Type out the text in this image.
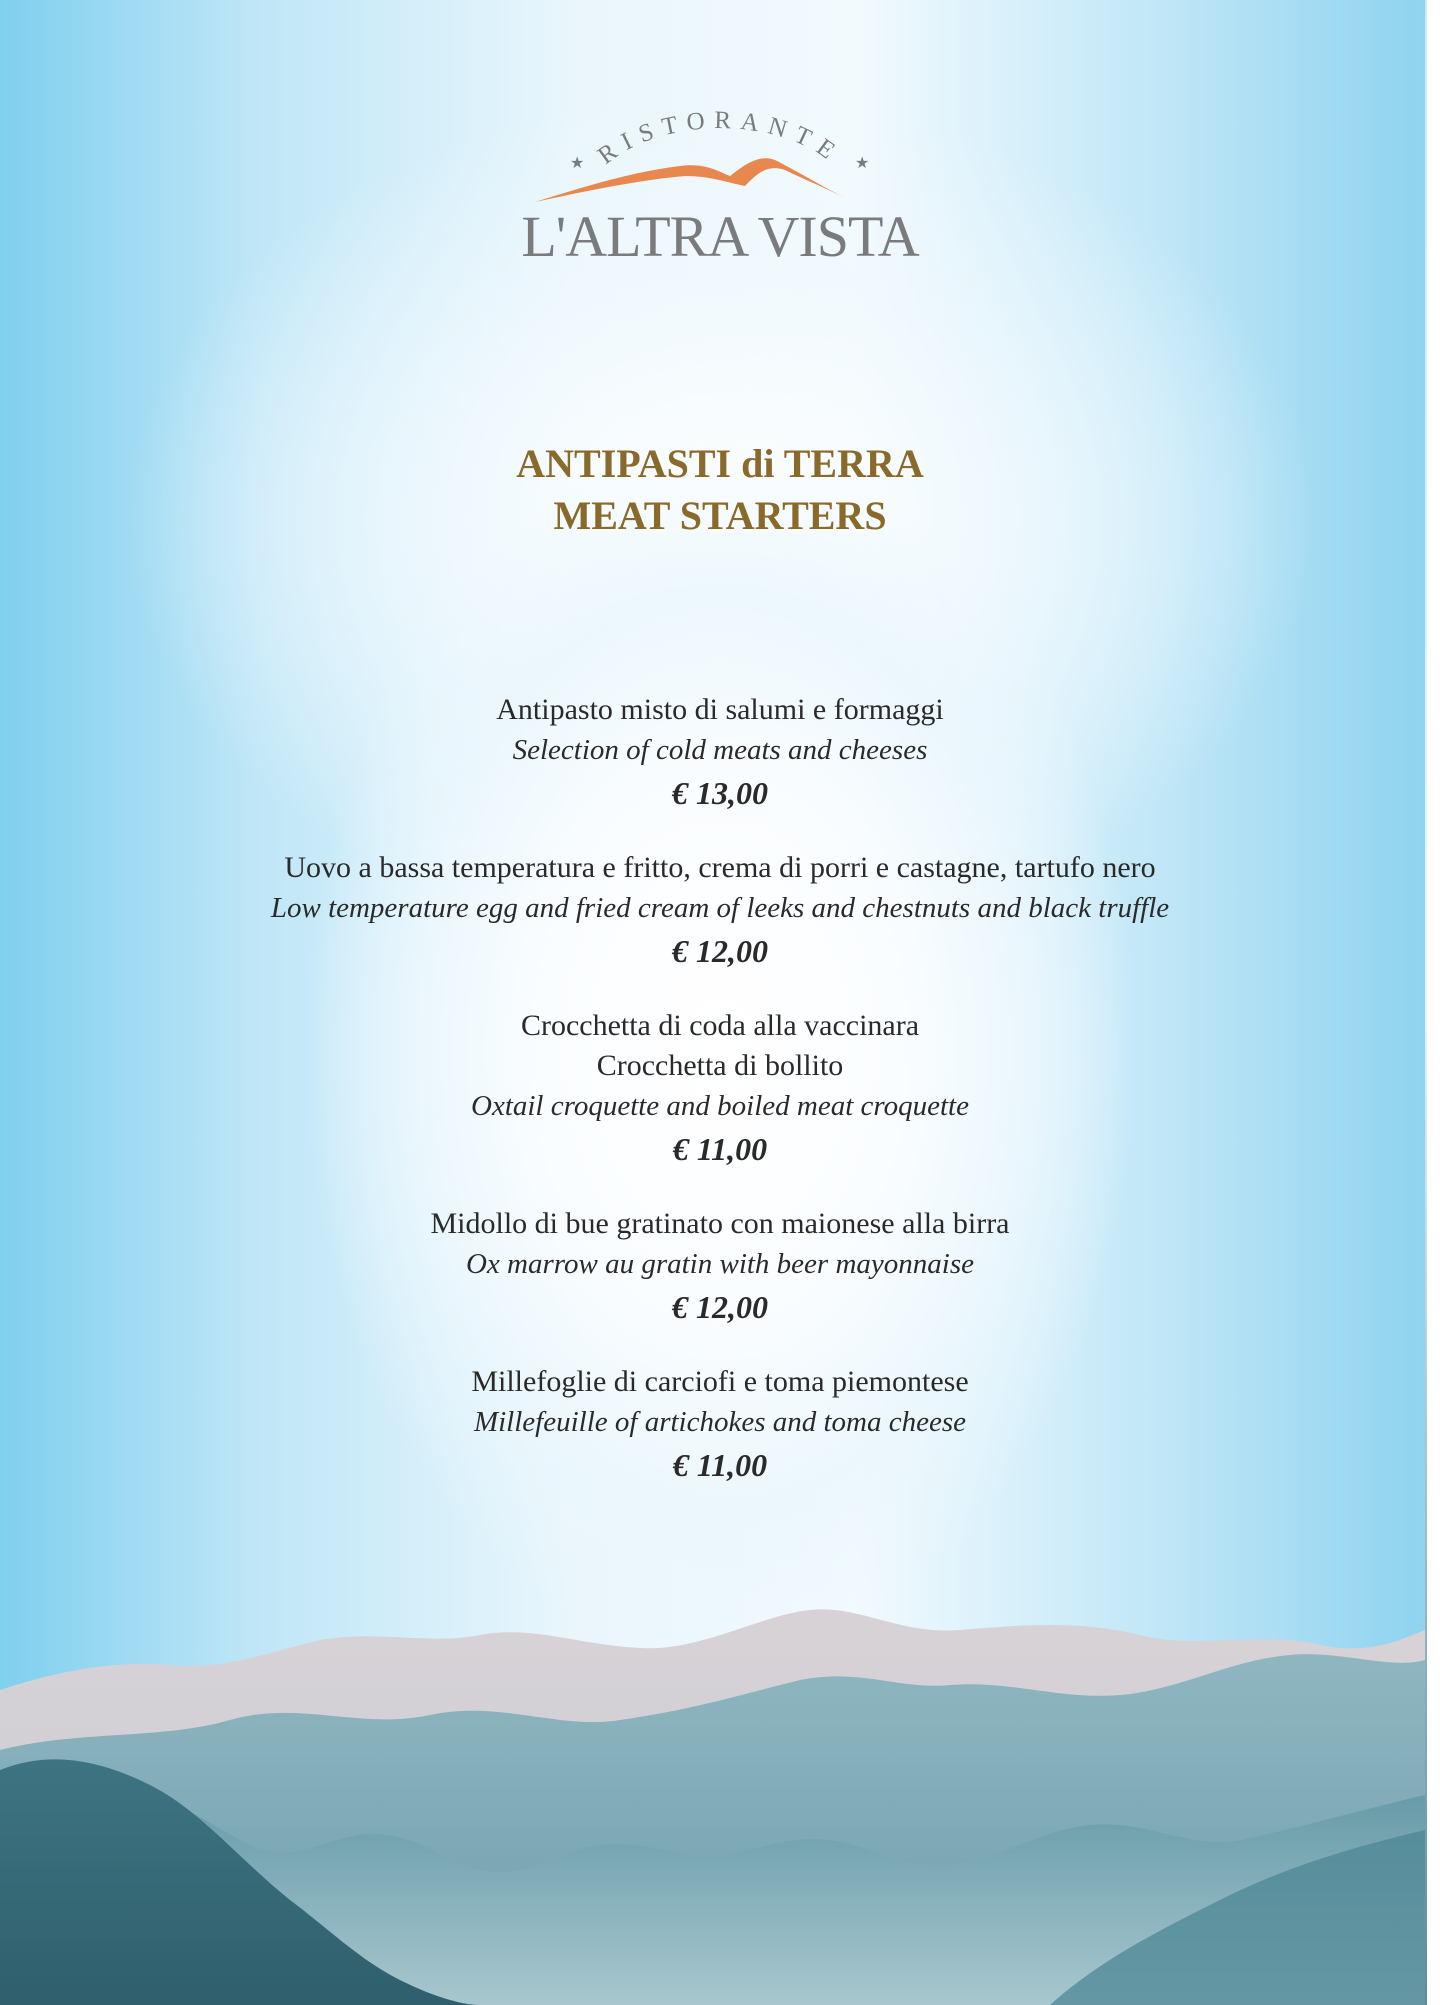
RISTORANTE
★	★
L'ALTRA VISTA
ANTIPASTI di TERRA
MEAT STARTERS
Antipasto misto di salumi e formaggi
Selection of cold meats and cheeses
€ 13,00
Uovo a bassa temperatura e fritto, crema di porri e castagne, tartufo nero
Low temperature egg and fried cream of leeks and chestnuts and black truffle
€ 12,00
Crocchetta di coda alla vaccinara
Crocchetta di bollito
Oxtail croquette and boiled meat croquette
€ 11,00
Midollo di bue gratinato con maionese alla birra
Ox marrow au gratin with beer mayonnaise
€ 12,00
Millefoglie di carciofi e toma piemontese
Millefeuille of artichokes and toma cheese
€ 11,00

━━━━

Instructions for the task: Each line that contains the string "alla" counts once; report how many such lines the entries have, giving only the number.

Written reply: 2